[start]

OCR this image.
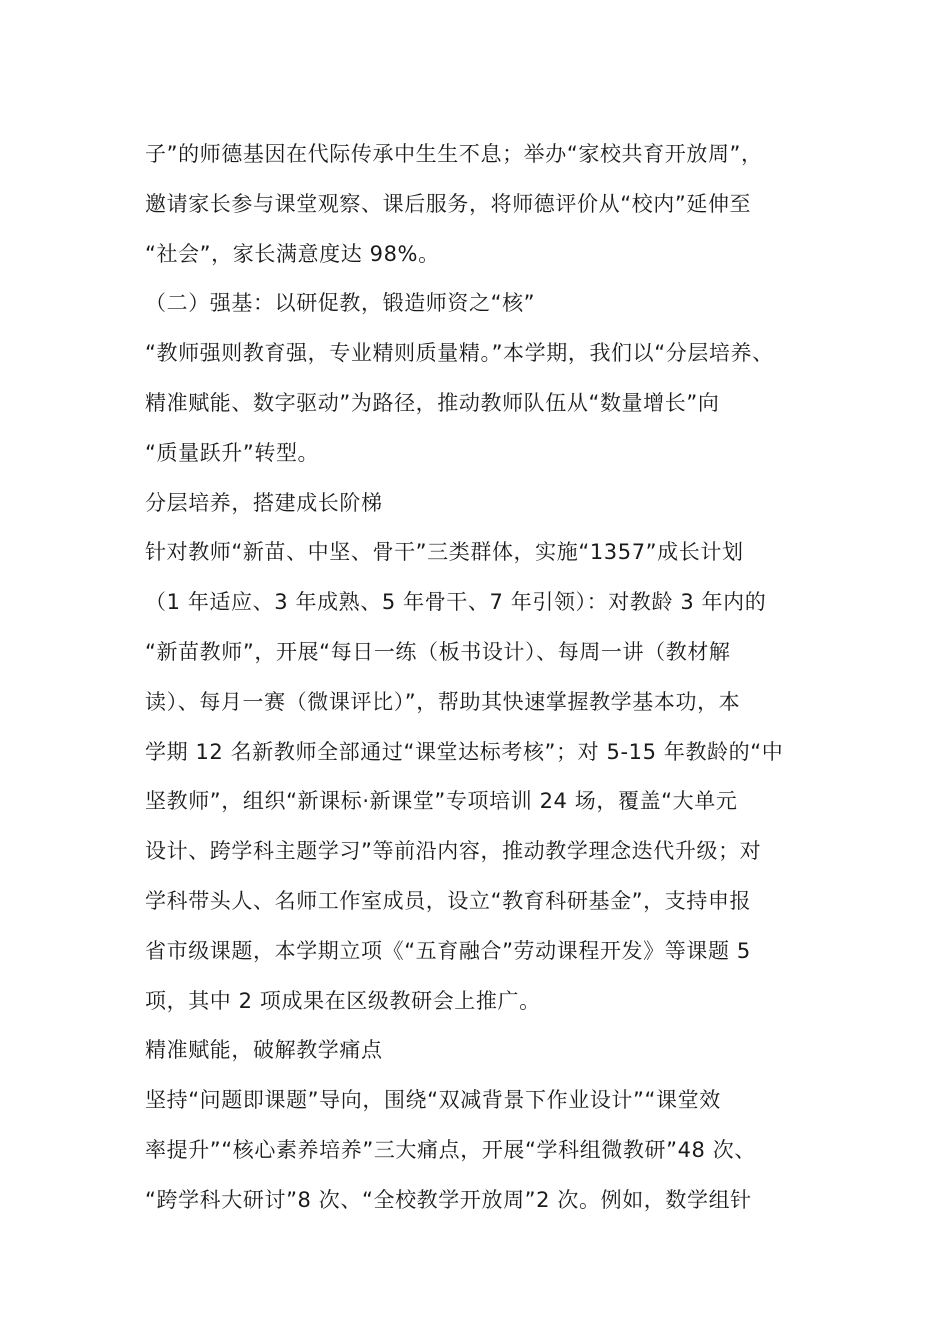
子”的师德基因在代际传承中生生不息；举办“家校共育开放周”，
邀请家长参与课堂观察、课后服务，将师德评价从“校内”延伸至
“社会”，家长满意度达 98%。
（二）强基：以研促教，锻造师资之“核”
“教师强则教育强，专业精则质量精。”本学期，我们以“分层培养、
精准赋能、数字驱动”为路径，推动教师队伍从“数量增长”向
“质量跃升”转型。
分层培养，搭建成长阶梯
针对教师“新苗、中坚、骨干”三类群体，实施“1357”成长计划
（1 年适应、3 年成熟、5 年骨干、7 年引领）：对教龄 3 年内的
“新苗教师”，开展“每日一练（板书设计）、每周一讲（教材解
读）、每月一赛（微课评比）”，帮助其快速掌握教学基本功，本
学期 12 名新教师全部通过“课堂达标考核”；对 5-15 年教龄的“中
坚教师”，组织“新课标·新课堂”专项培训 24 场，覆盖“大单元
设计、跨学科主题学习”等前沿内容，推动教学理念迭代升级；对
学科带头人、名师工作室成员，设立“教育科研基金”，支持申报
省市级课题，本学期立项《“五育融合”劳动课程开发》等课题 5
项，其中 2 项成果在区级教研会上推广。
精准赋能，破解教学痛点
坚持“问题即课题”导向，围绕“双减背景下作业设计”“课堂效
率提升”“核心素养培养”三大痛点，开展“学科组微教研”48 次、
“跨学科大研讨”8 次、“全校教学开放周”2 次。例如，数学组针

[end]
[start]

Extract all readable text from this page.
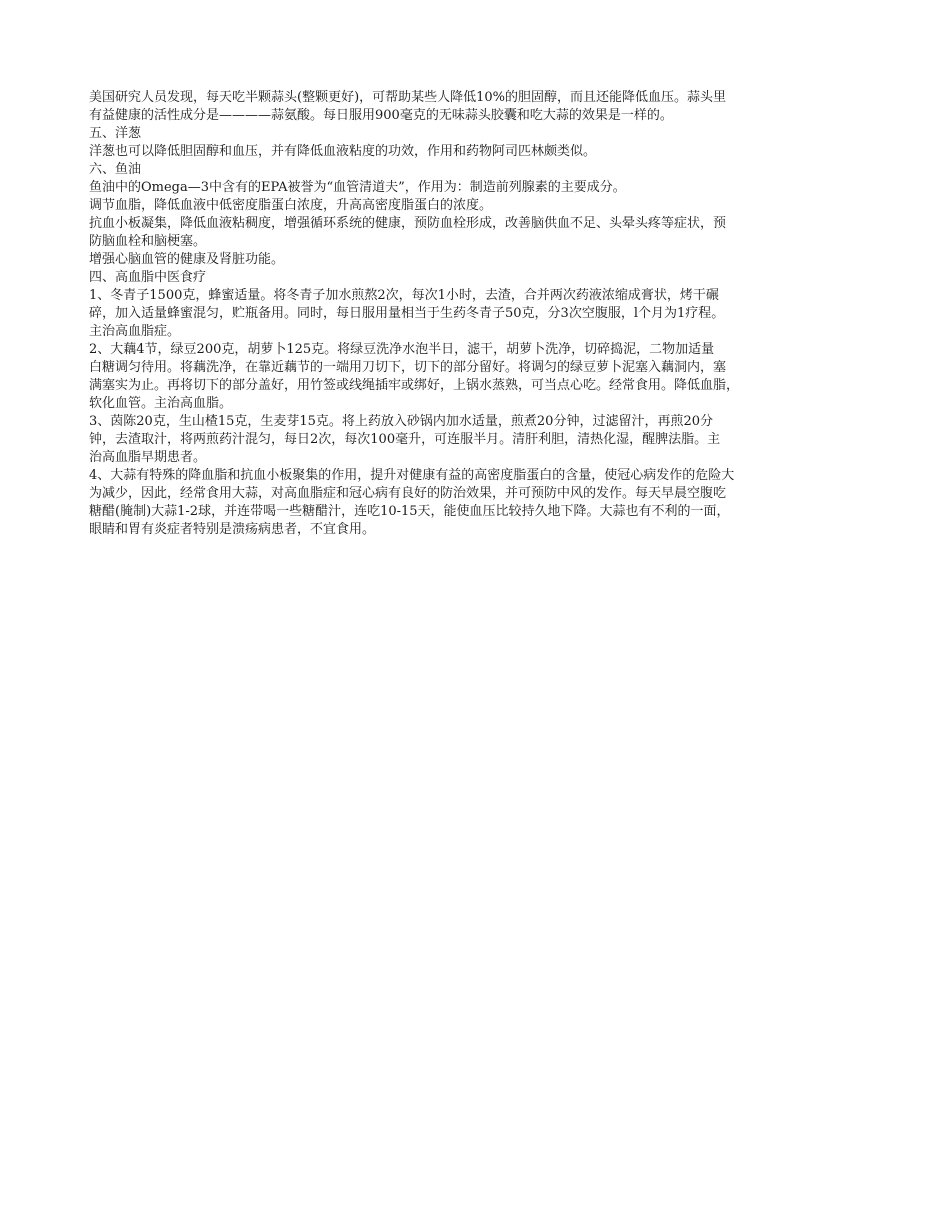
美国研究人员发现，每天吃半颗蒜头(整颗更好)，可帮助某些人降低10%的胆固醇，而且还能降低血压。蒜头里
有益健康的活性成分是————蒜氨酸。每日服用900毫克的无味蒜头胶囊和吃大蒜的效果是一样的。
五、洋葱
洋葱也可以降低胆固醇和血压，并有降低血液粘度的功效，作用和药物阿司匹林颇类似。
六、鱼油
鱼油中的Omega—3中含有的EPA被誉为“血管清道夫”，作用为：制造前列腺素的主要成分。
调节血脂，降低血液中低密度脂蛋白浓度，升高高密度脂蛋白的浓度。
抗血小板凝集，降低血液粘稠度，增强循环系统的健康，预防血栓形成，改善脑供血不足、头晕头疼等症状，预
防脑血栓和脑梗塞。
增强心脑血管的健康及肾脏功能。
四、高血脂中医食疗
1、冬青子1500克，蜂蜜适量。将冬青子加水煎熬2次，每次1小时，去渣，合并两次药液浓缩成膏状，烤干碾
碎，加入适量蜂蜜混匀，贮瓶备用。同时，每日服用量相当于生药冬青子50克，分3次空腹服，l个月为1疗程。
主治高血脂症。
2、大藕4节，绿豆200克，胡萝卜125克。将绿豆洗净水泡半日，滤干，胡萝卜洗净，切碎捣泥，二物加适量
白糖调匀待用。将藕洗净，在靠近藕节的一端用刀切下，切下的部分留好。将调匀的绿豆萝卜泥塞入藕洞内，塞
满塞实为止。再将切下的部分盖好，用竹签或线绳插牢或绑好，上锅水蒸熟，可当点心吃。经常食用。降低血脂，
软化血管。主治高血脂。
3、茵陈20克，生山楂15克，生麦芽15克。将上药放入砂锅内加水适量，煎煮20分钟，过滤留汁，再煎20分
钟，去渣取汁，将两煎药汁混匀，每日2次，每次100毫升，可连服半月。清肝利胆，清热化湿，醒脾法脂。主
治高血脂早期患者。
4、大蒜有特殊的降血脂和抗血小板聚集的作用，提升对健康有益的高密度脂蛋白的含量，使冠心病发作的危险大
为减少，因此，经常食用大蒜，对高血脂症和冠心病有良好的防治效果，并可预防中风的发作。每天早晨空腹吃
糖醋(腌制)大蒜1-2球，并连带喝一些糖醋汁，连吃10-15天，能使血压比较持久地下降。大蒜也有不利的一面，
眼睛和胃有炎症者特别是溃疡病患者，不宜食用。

[end]
[start]

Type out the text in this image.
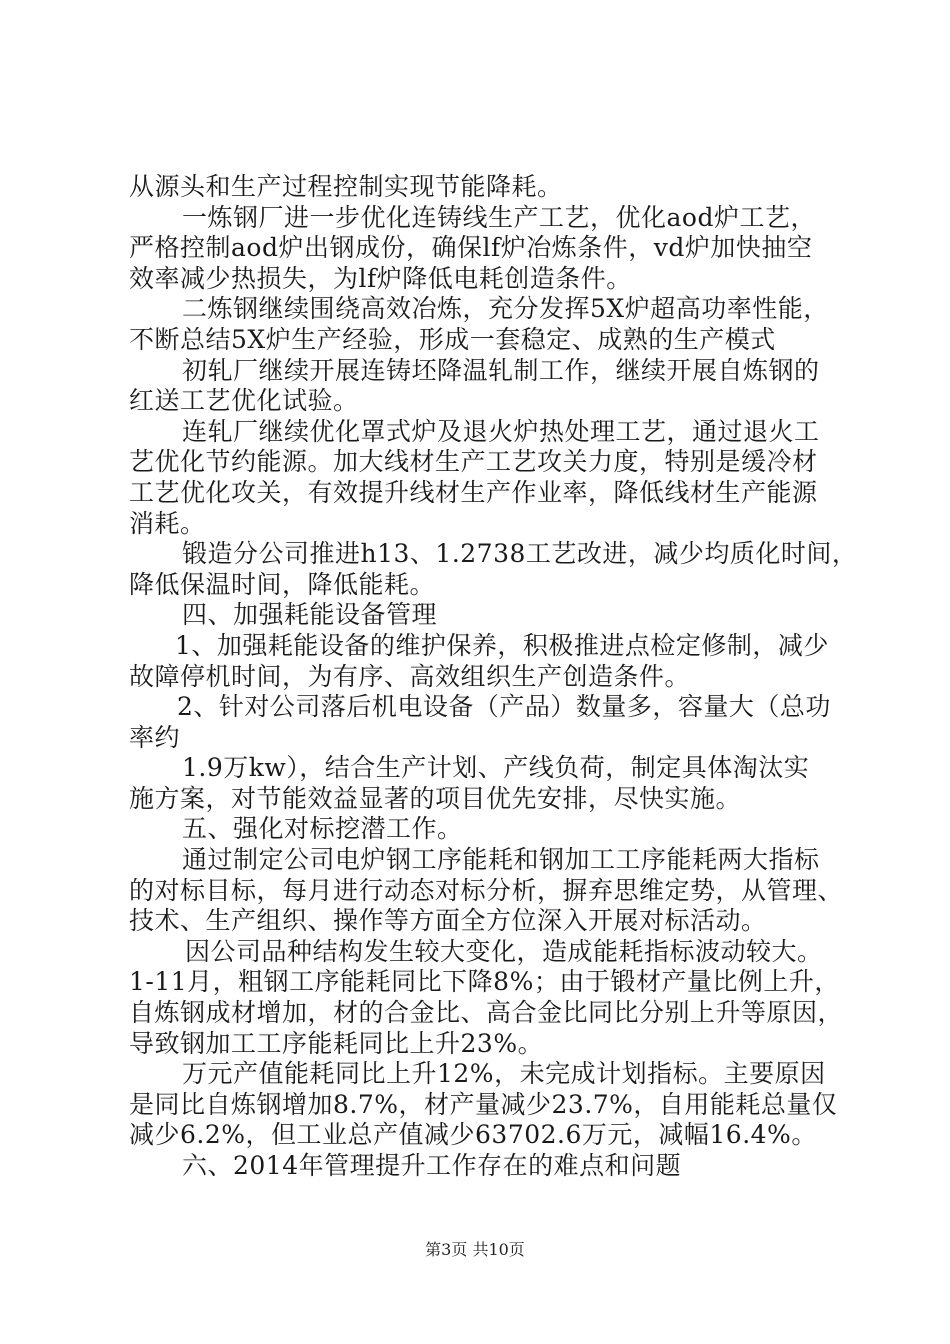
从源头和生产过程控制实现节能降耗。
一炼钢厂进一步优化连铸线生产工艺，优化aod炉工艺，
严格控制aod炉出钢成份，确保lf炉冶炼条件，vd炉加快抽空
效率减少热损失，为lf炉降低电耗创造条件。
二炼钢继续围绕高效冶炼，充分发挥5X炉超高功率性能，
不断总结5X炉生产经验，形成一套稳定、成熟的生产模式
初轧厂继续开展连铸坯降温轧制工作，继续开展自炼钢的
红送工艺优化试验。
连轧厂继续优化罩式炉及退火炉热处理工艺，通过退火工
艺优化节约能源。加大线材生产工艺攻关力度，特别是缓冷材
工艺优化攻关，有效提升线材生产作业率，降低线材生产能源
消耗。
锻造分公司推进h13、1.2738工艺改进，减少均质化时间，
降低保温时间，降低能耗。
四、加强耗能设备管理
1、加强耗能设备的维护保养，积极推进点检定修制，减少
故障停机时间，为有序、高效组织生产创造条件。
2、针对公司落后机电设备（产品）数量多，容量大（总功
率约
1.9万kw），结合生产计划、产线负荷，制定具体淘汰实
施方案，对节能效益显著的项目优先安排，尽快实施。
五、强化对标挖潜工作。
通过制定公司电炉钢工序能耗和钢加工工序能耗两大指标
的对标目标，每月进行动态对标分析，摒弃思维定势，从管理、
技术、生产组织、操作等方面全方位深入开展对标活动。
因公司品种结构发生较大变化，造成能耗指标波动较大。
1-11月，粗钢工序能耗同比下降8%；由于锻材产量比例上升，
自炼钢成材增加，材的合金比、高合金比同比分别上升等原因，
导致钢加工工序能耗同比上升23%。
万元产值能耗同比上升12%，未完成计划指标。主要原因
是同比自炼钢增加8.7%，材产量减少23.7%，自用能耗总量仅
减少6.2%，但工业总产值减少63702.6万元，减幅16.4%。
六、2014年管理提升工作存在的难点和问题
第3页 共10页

[end]

- _What you need to do_: Lines from the records above that hold "image" are the ones to list.

- _Exercise response_:
OCR this image.
Type out the text in this image.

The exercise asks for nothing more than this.